[Boxed element entries]
<<<<
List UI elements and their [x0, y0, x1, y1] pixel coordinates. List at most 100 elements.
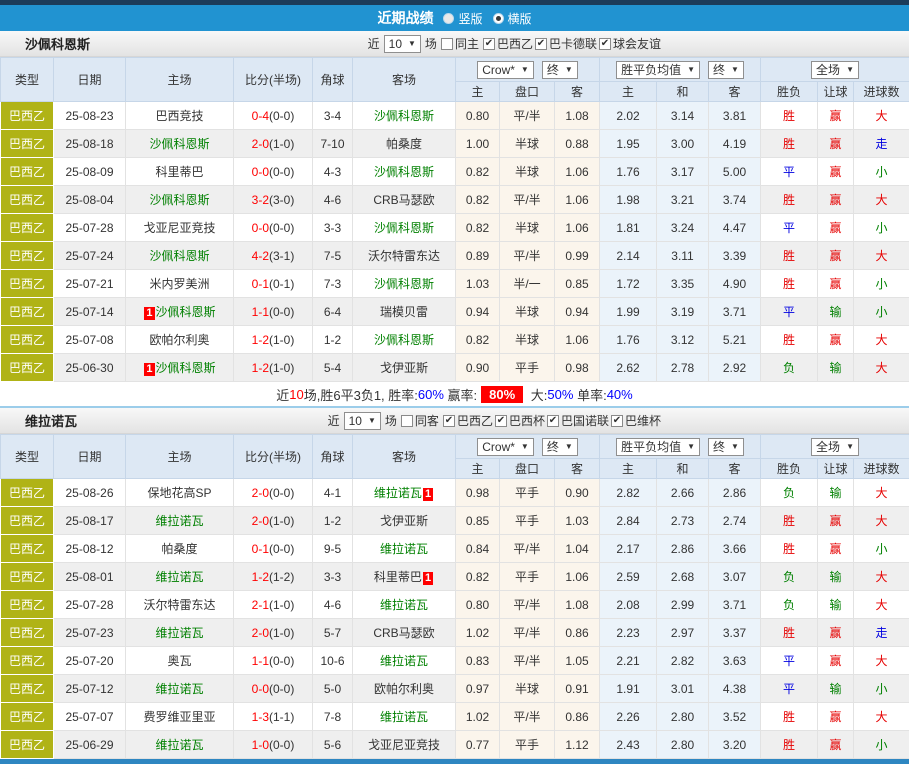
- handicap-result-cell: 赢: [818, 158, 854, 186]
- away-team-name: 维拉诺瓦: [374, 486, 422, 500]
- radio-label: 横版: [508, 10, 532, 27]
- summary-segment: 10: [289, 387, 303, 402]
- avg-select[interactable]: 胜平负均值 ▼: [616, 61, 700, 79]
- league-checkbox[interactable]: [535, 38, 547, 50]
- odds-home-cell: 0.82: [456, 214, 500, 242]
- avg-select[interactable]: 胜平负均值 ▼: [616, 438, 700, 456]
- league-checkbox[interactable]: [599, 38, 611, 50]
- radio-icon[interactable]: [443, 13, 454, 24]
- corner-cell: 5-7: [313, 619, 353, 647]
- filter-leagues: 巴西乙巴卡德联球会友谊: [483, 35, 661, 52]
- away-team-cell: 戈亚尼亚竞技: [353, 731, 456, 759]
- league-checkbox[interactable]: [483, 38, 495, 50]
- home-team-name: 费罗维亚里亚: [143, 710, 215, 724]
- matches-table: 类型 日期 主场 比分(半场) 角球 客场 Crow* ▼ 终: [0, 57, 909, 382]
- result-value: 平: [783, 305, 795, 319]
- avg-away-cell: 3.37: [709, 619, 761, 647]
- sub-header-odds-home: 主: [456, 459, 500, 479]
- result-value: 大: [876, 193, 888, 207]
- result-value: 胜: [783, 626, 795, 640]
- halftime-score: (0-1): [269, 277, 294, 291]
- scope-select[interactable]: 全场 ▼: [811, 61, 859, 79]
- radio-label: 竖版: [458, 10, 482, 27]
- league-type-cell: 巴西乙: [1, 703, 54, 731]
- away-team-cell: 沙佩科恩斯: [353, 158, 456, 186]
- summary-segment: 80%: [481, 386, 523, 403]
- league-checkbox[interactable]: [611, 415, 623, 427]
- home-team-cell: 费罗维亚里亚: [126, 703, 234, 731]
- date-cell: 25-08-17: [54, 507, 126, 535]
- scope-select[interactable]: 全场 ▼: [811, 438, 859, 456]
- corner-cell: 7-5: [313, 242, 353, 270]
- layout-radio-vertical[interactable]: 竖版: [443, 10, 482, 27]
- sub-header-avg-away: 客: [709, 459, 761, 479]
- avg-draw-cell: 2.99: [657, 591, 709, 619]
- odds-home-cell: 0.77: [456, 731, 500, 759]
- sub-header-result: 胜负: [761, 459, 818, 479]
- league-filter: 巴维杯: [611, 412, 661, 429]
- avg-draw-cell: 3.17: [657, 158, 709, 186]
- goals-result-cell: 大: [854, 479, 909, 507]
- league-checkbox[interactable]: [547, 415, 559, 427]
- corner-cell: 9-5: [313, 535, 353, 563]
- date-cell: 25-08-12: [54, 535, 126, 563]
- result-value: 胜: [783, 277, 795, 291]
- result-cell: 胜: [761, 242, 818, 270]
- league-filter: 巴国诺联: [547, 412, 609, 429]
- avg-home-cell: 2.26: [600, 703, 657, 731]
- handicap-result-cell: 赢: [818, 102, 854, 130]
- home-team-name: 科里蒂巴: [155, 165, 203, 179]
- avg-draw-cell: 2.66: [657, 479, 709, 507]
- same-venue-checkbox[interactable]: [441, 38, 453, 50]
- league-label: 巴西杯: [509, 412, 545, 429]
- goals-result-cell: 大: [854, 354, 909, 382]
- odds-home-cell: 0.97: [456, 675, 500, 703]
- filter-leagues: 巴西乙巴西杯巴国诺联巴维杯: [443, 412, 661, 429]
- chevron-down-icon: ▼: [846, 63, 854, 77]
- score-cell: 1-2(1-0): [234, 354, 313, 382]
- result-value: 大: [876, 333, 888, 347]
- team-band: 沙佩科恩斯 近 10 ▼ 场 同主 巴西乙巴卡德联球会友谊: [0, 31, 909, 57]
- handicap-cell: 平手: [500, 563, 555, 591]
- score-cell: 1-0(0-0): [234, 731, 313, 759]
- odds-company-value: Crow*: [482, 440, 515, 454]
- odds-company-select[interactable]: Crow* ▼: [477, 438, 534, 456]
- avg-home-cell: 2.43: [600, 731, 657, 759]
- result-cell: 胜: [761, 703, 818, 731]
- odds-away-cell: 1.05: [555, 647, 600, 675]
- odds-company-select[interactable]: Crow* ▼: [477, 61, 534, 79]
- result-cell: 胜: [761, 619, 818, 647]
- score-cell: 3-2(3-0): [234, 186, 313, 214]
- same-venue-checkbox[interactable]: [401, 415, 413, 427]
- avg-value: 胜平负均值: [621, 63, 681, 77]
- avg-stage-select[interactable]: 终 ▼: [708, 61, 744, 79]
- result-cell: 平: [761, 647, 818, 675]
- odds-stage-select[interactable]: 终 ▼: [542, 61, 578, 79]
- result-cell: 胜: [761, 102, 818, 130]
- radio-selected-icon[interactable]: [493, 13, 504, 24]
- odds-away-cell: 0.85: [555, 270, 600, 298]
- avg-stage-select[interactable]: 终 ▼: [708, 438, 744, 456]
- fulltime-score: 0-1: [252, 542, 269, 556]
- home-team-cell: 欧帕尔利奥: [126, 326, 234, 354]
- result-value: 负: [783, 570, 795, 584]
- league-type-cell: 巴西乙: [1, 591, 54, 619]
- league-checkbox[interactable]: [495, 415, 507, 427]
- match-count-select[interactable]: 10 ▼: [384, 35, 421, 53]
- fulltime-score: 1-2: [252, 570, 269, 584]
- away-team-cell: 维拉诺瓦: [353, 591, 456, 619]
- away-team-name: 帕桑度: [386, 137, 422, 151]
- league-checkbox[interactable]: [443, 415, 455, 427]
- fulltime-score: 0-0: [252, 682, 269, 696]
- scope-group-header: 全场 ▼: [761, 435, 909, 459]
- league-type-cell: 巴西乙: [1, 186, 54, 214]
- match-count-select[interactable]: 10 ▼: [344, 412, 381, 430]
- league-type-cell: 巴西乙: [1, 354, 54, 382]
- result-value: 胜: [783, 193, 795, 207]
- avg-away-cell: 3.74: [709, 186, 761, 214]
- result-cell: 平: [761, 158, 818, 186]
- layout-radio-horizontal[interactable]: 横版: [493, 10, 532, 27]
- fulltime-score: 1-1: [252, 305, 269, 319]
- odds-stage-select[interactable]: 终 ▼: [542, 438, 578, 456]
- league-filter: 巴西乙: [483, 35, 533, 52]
>>>>
→ TASK DESCRIPTION
Print every line of the items above word for word, but leave out the pictures.

→ WORKED ANSWER
List UI elements and their [x0, y0, x1, y1] pixel coordinates. List at most 100 elements.
- handicap-result-cell: 赢: [818, 158, 854, 186]
- away-team-name: 维拉诺瓦: [374, 486, 422, 500]
- radio-label: 横版: [508, 10, 532, 27]
- summary-segment: 10: [289, 387, 303, 402]
- avg-select[interactable]: 胜平负均值 ▼: [616, 61, 700, 79]
- league-checkbox[interactable]: [535, 38, 547, 50]
- odds-home-cell: 0.82: [456, 214, 500, 242]
- avg-select[interactable]: 胜平负均值 ▼: [616, 438, 700, 456]
- league-checkbox[interactable]: [599, 38, 611, 50]
- radio-icon[interactable]: [443, 13, 454, 24]
- corner-cell: 5-7: [313, 619, 353, 647]
- filter-leagues: 巴西乙巴卡德联球会友谊: [483, 35, 661, 52]
- away-team-cell: 戈亚尼亚竞技: [353, 731, 456, 759]
- league-checkbox[interactable]: [483, 38, 495, 50]
- home-team-name: 费罗维亚里亚: [143, 710, 215, 724]
- matches-table: 类型 日期 主场 比分(半场) 角球 客场 Crow* ▼ 终: [0, 57, 909, 382]
- result-value: 平: [783, 305, 795, 319]
- avg-away-cell: 3.37: [709, 619, 761, 647]
- sub-header-odds-home: 主: [456, 459, 500, 479]
- result-value: 大: [876, 193, 888, 207]
- result-value: 胜: [783, 626, 795, 640]
- halftime-score: (0-1): [269, 277, 294, 291]
- scope-select[interactable]: 全场 ▼: [811, 61, 859, 79]
- radio-label: 竖版: [458, 10, 482, 27]
- league-type-cell: 巴西乙: [1, 703, 54, 731]
- away-team-cell: 沙佩科恩斯: [353, 158, 456, 186]
- summary-segment: 80%: [481, 386, 523, 403]
- league-checkbox[interactable]: [611, 415, 623, 427]
- home-team-cell: 费罗维亚里亚: [126, 703, 234, 731]
- date-cell: 25-08-17: [54, 507, 126, 535]
- scope-select[interactable]: 全场 ▼: [811, 438, 859, 456]
- corner-cell: 7-5: [313, 242, 353, 270]
- layout-radio-vertical[interactable]: 竖版: [443, 10, 482, 27]
- sub-header-avg-away: 客: [709, 459, 761, 479]
- avg-draw-cell: 2.99: [657, 591, 709, 619]
- odds-home-cell: 0.77: [456, 731, 500, 759]
- sub-header-result: 胜负: [761, 459, 818, 479]
- league-filter: 巴维杯: [611, 412, 661, 429]
- avg-draw-cell: 3.17: [657, 158, 709, 186]
- goals-result-cell: 大: [854, 479, 909, 507]
- league-checkbox[interactable]: [547, 415, 559, 427]
- corner-cell: 9-5: [313, 535, 353, 563]
- date-cell: 25-08-12: [54, 535, 126, 563]
- result-value: 胜: [783, 277, 795, 291]
- result-cell: 胜: [761, 242, 818, 270]
- league-filter: 巴国诺联: [547, 412, 609, 429]
- avg-home-cell: 2.26: [600, 703, 657, 731]
- handicap-result-cell: 赢: [818, 102, 854, 130]
- home-team-name: 科里蒂巴: [155, 165, 203, 179]
- avg-draw-cell: 2.66: [657, 479, 709, 507]
- same-venue-checkbox[interactable]: [441, 38, 453, 50]
- league-label: 巴西杯: [509, 412, 545, 429]
- goals-result-cell: 大: [854, 354, 909, 382]
- odds-home-cell: 0.97: [456, 675, 500, 703]
- filter-leagues: 巴西乙巴西杯巴国诺联巴维杯: [443, 412, 661, 429]
- chevron-down-icon: ▼: [846, 63, 854, 77]
- score-cell: 1-2(1-0): [234, 354, 313, 382]
- result-value: 大: [876, 333, 888, 347]
- team-band: 沙佩科恩斯 近 10 ▼ 场 同主 巴西乙巴卡德联球会友谊: [0, 31, 909, 57]
- handicap-cell: 平手: [500, 563, 555, 591]
- score-cell: 1-0(0-0): [234, 731, 313, 759]
- odds-company-value: Crow*: [482, 440, 515, 454]
- odds-company-select[interactable]: Crow* ▼: [477, 438, 534, 456]
- avg-home-cell: 2.43: [600, 731, 657, 759]
- result-cell: 胜: [761, 703, 818, 731]
- odds-away-cell: 1.05: [555, 647, 600, 675]
- odds-company-select[interactable]: Crow* ▼: [477, 61, 534, 79]
- result-cell: 胜: [761, 619, 818, 647]
- score-cell: 3-2(3-0): [234, 186, 313, 214]
- same-venue-checkbox[interactable]: [401, 415, 413, 427]
- avg-value: 胜平负均值: [621, 63, 681, 77]
- avg-stage-select[interactable]: 终 ▼: [708, 61, 744, 79]
- result-cell: 平: [761, 647, 818, 675]
- odds-stage-select[interactable]: 终 ▼: [542, 61, 578, 79]
- result-cell: 胜: [761, 102, 818, 130]
- radio-selected-icon[interactable]: [493, 13, 504, 24]
- odds-away-cell: 0.85: [555, 270, 600, 298]
- avg-stage-select[interactable]: 终 ▼: [708, 438, 744, 456]
- fulltime-score: 0-1: [252, 542, 269, 556]
- home-team-cell: 欧帕尔利奥: [126, 326, 234, 354]
- result-value: 负: [783, 570, 795, 584]
- league-type-cell: 巴西乙: [1, 591, 54, 619]
- league-checkbox[interactable]: [495, 415, 507, 427]
- match-count-select[interactable]: 10 ▼: [384, 35, 421, 53]
- fulltime-score: 1-2: [252, 570, 269, 584]
- away-team-cell: 维拉诺瓦: [353, 591, 456, 619]
- away-team-name: 帕桑度: [386, 137, 422, 151]
- league-checkbox[interactable]: [443, 415, 455, 427]
- fulltime-score: 0-0: [252, 682, 269, 696]
- scope-group-header: 全场 ▼: [761, 435, 909, 459]
- league-type-cell: 巴西乙: [1, 186, 54, 214]
- match-count-select[interactable]: 10 ▼: [344, 412, 381, 430]
- league-type-cell: 巴西乙: [1, 354, 54, 382]
- result-value: 胜: [783, 193, 795, 207]
- avg-away-cell: 3.74: [709, 186, 761, 214]
- result-cell: 平: [761, 158, 818, 186]
- layout-radio-horizontal[interactable]: 横版: [493, 10, 532, 27]
- fulltime-score: 1-1: [252, 305, 269, 319]
- odds-stage-select[interactable]: 终 ▼: [542, 438, 578, 456]
- league-filter: 巴西乙: [483, 35, 533, 52]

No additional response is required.